* BEGIN Provided records *
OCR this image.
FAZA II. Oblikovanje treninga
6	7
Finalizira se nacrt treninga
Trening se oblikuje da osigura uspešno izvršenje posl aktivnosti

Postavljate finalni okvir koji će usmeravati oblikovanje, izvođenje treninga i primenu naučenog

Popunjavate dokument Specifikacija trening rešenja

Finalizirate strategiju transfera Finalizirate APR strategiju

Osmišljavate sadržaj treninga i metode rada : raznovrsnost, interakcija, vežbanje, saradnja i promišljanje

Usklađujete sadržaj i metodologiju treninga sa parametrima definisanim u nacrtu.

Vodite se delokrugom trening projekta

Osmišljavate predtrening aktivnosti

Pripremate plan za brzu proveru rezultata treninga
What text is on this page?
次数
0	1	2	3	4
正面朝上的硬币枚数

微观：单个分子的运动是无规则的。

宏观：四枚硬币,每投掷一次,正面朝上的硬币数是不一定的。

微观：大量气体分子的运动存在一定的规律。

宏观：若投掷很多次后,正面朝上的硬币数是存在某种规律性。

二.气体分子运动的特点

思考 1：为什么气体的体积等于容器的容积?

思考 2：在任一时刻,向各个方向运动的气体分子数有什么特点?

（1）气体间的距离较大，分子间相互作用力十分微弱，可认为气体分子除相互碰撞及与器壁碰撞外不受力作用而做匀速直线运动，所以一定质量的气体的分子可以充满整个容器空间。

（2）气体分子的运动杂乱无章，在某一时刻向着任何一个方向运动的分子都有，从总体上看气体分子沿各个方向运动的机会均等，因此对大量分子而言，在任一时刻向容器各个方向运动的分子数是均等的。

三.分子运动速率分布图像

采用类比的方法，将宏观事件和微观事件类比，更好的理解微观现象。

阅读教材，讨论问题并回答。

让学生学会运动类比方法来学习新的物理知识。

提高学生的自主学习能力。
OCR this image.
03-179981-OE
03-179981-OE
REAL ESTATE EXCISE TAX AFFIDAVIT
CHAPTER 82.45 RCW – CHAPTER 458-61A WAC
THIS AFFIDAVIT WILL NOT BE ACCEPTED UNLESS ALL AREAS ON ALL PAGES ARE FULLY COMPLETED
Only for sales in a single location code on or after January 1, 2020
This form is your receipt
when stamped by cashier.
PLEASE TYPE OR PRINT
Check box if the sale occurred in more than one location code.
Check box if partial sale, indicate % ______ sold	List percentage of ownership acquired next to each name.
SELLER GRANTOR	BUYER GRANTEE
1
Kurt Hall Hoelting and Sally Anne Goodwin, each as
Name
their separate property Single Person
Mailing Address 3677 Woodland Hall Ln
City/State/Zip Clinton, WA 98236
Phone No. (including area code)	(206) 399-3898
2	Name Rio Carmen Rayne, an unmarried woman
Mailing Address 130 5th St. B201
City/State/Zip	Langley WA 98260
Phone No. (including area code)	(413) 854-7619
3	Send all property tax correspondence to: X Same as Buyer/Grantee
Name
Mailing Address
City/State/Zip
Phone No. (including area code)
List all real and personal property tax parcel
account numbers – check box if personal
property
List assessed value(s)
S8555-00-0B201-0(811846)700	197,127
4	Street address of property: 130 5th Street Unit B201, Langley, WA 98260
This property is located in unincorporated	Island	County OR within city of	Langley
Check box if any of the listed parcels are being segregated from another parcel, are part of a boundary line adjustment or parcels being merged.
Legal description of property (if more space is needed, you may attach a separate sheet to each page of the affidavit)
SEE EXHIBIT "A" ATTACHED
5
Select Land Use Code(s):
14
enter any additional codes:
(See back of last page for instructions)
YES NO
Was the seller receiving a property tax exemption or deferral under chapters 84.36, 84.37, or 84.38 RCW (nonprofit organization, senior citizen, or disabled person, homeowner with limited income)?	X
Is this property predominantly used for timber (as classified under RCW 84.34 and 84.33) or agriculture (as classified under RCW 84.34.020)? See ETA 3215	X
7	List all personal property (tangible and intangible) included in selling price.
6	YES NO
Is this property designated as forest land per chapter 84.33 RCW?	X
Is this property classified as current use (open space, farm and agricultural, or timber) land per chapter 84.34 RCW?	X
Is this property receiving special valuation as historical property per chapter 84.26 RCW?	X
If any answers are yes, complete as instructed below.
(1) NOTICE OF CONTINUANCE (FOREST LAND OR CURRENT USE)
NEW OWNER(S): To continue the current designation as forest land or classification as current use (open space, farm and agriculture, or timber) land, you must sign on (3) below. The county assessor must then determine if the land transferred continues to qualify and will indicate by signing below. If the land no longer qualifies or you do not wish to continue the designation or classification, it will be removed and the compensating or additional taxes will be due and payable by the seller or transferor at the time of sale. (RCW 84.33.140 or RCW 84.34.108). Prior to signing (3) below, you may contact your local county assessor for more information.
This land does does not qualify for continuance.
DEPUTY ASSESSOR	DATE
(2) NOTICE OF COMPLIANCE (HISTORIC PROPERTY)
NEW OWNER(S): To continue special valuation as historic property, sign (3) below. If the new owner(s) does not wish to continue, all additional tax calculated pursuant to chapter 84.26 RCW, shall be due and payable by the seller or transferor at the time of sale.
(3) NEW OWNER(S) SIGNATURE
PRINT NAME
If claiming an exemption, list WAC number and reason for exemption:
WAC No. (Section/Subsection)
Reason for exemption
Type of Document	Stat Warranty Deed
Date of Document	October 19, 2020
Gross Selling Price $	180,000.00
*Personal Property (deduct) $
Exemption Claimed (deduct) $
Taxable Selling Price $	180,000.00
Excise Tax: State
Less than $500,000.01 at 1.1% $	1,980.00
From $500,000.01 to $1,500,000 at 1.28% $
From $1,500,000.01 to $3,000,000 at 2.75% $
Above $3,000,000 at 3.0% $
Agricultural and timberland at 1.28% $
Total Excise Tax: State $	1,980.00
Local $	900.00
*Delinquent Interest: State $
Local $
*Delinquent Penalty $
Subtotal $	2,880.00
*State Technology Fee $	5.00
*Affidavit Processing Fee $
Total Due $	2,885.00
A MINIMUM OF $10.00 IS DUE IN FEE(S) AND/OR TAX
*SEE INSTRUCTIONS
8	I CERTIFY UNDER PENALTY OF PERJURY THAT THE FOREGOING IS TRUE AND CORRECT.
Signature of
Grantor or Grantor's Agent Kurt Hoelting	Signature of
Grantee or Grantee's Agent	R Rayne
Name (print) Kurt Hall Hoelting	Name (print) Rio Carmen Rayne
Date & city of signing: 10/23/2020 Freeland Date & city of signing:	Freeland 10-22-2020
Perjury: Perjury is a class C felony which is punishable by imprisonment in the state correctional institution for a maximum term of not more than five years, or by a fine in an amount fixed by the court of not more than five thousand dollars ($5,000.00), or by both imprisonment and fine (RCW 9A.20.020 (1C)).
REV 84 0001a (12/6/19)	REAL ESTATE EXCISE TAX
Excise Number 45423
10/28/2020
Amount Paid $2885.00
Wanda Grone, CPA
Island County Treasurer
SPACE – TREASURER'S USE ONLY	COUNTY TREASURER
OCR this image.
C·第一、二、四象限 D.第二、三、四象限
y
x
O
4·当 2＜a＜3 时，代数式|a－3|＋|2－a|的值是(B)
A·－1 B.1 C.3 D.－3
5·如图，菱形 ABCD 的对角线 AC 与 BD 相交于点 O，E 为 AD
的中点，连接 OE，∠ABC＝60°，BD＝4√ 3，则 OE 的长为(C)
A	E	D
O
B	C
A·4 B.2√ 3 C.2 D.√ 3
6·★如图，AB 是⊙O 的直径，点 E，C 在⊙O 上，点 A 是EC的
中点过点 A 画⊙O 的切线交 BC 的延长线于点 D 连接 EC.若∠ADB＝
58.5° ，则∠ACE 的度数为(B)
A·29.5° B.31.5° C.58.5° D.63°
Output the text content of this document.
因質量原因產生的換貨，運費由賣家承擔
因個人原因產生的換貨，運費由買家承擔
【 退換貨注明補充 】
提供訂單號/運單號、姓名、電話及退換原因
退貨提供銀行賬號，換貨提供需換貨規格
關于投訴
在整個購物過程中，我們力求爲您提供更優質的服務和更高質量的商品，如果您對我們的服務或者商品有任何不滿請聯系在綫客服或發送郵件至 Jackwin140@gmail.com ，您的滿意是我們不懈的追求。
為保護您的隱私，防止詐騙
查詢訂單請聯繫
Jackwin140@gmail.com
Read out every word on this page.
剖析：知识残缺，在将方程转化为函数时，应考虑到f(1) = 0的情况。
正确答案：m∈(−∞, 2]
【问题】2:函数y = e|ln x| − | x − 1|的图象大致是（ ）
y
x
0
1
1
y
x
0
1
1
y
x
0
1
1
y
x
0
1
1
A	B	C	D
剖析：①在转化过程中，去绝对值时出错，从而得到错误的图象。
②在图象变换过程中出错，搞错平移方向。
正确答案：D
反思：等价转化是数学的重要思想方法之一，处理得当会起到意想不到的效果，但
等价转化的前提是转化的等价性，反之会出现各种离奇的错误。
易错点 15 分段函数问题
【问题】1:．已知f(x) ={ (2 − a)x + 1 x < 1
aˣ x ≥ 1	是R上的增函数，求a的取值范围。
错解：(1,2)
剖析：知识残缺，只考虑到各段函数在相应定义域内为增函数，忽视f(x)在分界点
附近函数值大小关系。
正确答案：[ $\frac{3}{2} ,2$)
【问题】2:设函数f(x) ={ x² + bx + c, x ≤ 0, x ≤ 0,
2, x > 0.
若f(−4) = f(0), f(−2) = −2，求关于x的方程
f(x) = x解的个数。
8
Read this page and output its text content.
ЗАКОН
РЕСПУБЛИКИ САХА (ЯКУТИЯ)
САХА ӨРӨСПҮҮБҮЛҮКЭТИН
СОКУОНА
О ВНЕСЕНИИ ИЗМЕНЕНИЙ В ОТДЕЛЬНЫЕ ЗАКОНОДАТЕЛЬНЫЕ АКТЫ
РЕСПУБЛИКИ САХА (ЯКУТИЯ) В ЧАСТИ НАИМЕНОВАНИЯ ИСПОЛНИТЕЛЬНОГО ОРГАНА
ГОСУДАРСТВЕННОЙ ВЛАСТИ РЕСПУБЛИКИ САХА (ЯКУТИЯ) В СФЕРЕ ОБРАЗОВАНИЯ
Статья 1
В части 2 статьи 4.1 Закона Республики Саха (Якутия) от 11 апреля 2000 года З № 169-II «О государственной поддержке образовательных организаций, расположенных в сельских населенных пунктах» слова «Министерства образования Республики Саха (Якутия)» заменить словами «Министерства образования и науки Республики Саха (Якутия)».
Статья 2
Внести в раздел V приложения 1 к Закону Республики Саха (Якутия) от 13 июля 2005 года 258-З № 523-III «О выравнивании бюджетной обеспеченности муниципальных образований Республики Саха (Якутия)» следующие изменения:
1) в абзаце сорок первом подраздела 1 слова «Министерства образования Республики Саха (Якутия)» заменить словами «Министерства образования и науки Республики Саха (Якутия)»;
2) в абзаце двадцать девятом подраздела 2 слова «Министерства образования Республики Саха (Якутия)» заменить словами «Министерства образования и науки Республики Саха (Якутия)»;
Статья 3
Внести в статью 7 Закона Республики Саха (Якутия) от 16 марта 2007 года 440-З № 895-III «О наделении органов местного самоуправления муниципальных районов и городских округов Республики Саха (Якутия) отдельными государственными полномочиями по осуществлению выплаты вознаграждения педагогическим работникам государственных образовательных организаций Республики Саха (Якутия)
* END Provided records *
### Exercise details
Show every line of the records above that contains the word "Osmišljavate".

### Output of the exercise
Osmišljavate sadržaj treninga i metode rada : raznovrsnost, interakcija, vežbanje, saradnja i promišljanje
Osmišljavate predtrening aktivnosti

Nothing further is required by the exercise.